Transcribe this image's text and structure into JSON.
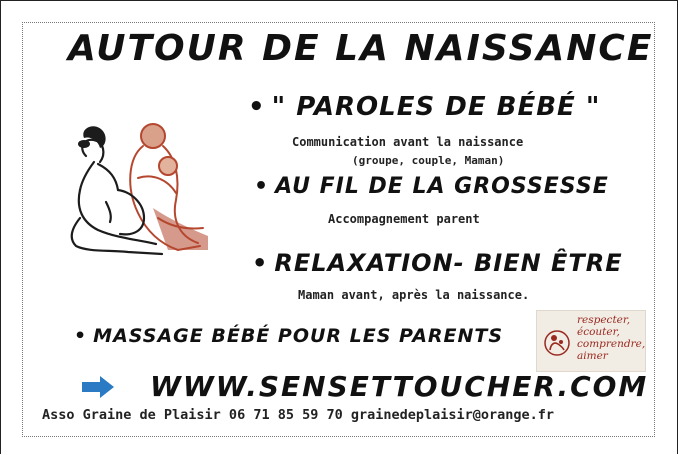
{
  "title": "AUTOUR DE LA NAISSANCE",
  "sections": [
    {
      "heading": "\" PAROLES DE BÉBÉ \"",
      "lines": [
        "Communication avant la naissance",
        "(groupe, couple, Maman)"
      ]
    },
    {
      "heading": "AU FIL DE LA GROSSESSE",
      "lines": [
        "Accompagnement parent"
      ]
    },
    {
      "heading": "RELAXATION- BIEN ÊTRE",
      "lines": [
        "Maman avant, après la naissance."
      ]
    },
    {
      "heading": "MASSAGE BÉBÉ POUR LES PARENTS",
      "lines": []
    }
  ],
  "stamp": {
    "lines": [
      "respecter,",
      "écouter,",
      "comprendre,",
      "aimer"
    ]
  },
  "website": "WWW.SENSETTOUCHER.COM",
  "footer": "Asso Graine de Plaisir 06 71 85 59 70 grainedeplaisir@orange.fr",
  "bullet": "•",
  "colors": {
    "arrow": "#2b7bc4",
    "stamp_text": "#9a2a20",
    "illustration_red": "#b5472f"
  },
  "icons": [
    "arrow-right-icon",
    "mother-baby-illustration",
    "logo-icon"
  ]
}
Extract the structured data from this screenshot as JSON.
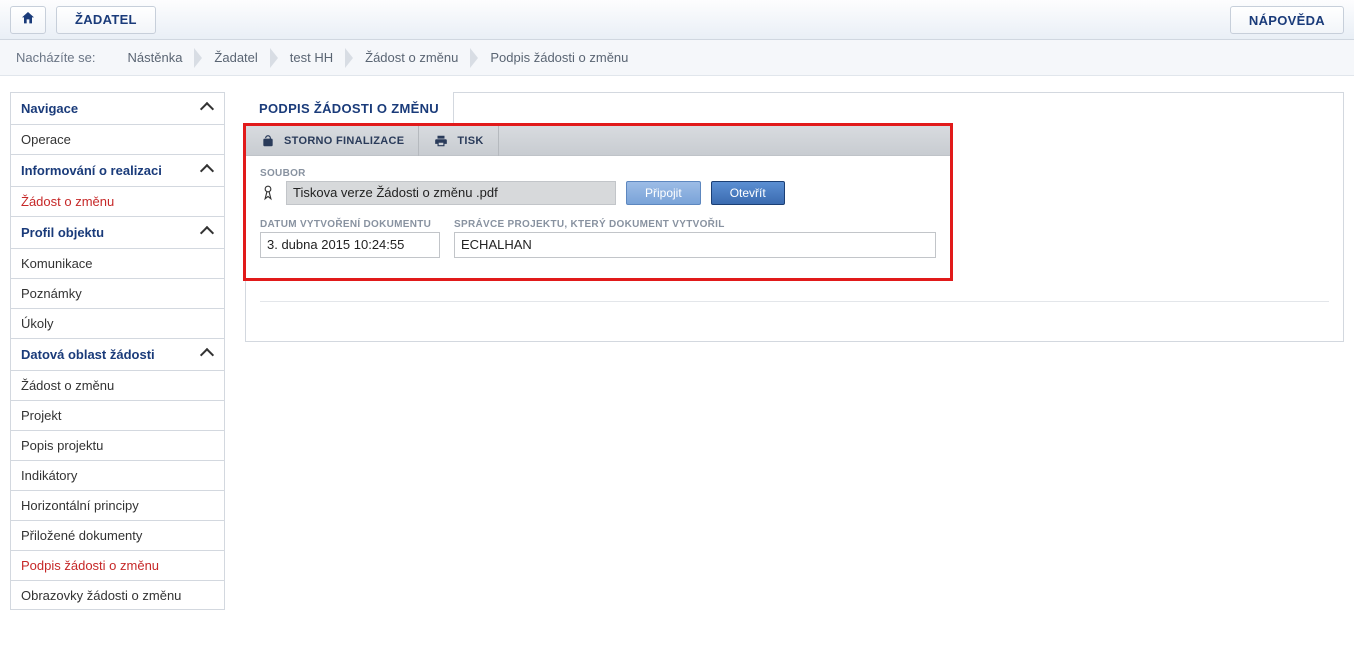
{
  "topbar": {
    "applicant_tab": "ŽADATEL",
    "help_button": "NÁPOVĚDA"
  },
  "breadcrumb": {
    "label": "Nacházíte se:",
    "items": [
      "Nástěnka",
      "Žadatel",
      "test HH",
      "Žádost o změnu",
      "Podpis žádosti o změnu"
    ]
  },
  "sidebar": {
    "groups": [
      {
        "title": "Navigace",
        "items": [
          {
            "label": "Operace",
            "red": false
          }
        ]
      },
      {
        "title": "Informování o realizaci",
        "items": [
          {
            "label": "Žádost o změnu",
            "red": true
          }
        ]
      },
      {
        "title": "Profil objektu",
        "items": [
          {
            "label": "Komunikace",
            "red": false
          },
          {
            "label": "Poznámky",
            "red": false
          },
          {
            "label": "Úkoly",
            "red": false
          }
        ]
      },
      {
        "title": "Datová oblast žádosti",
        "items": [
          {
            "label": "Žádost o změnu",
            "red": false
          },
          {
            "label": "Projekt",
            "red": false
          },
          {
            "label": "Popis projektu",
            "red": false
          },
          {
            "label": "Indikátory",
            "red": false
          },
          {
            "label": "Horizontální principy",
            "red": false
          },
          {
            "label": "Přiložené dokumenty",
            "red": false
          },
          {
            "label": "Podpis žádosti o změnu",
            "red": true
          },
          {
            "label": "Obrazovky žádosti o změnu",
            "red": false
          }
        ]
      }
    ]
  },
  "main": {
    "title": "PODPIS ŽÁDOSTI O ZMĚNU",
    "actions": {
      "storno": "STORNO FINALIZACE",
      "print": "TISK"
    },
    "file": {
      "label": "SOUBOR",
      "value": "Tiskova verze Žádosti o změnu .pdf",
      "attach_btn": "Připojit",
      "open_btn": "Otevřít"
    },
    "date": {
      "label": "DATUM VYTVOŘENÍ DOKUMENTU",
      "value": "3. dubna 2015 10:24:55"
    },
    "admin": {
      "label": "SPRÁVCE PROJEKTU, KTERÝ DOKUMENT VYTVOŘIL",
      "value": "ECHALHAN"
    }
  }
}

WRITTEN INSTRUCTION:
Take the data above and repeat it exactly, leaving each picture out.

ANSWER TO THIS TASK:
Transcribe this image's text and structure into JSON.
{
  "title": "AUTOUR DE LA NAISSANCE",
  "sections": [
    {
      "heading": "\" PAROLES DE BÉBÉ \"",
      "lines": [
        "Communication avant la naissance",
        "(groupe, couple, Maman)"
      ]
    },
    {
      "heading": "AU FIL DE LA GROSSESSE",
      "lines": [
        "Accompagnement parent"
      ]
    },
    {
      "heading": "RELAXATION- BIEN ÊTRE",
      "lines": [
        "Maman avant, après la naissance."
      ]
    },
    {
      "heading": "MASSAGE BÉBÉ POUR LES PARENTS",
      "lines": []
    }
  ],
  "stamp": {
    "lines": [
      "respecter,",
      "écouter,",
      "comprendre,",
      "aimer"
    ]
  },
  "website": "WWW.SENSETTOUCHER.COM",
  "footer": "Asso Graine de Plaisir 06 71 85 59 70 grainedeplaisir@orange.fr",
  "bullet": "•",
  "colors": {
    "arrow": "#2b7bc4",
    "stamp_text": "#9a2a20",
    "illustration_red": "#b5472f"
  },
  "icons": [
    "arrow-right-icon",
    "mother-baby-illustration",
    "logo-icon"
  ]
}
Extract the structured data from this screenshot as JSON.
{
  "topbar": {
    "applicant_tab": "ŽADATEL",
    "help_button": "NÁPOVĚDA"
  },
  "breadcrumb": {
    "label": "Nacházíte se:",
    "items": [
      "Nástěnka",
      "Žadatel",
      "test HH",
      "Žádost o změnu",
      "Podpis žádosti o změnu"
    ]
  },
  "sidebar": {
    "groups": [
      {
        "title": "Navigace",
        "items": [
          {
            "label": "Operace",
            "red": false
          }
        ]
      },
      {
        "title": "Informování o realizaci",
        "items": [
          {
            "label": "Žádost o změnu",
            "red": true
          }
        ]
      },
      {
        "title": "Profil objektu",
        "items": [
          {
            "label": "Komunikace",
            "red": false
          },
          {
            "label": "Poznámky",
            "red": false
          },
          {
            "label": "Úkoly",
            "red": false
          }
        ]
      },
      {
        "title": "Datová oblast žádosti",
        "items": [
          {
            "label": "Žádost o změnu",
            "red": false
          },
          {
            "label": "Projekt",
            "red": false
          },
          {
            "label": "Popis projektu",
            "red": false
          },
          {
            "label": "Indikátory",
            "red": false
          },
          {
            "label": "Horizontální principy",
            "red": false
          },
          {
            "label": "Přiložené dokumenty",
            "red": false
          },
          {
            "label": "Podpis žádosti o změnu",
            "red": true
          },
          {
            "label": "Obrazovky žádosti o změnu",
            "red": false
          }
        ]
      }
    ]
  },
  "main": {
    "title": "PODPIS ŽÁDOSTI O ZMĚNU",
    "actions": {
      "storno": "STORNO FINALIZACE",
      "print": "TISK"
    },
    "file": {
      "label": "SOUBOR",
      "value": "Tiskova verze Žádosti o změnu .pdf",
      "attach_btn": "Připojit",
      "open_btn": "Otevřít"
    },
    "date": {
      "label": "DATUM VYTVOŘENÍ DOKUMENTU",
      "value": "3. dubna 2015 10:24:55"
    },
    "admin": {
      "label": "SPRÁVCE PROJEKTU, KTERÝ DOKUMENT VYTVOŘIL",
      "value": "ECHALHAN"
    }
  }
}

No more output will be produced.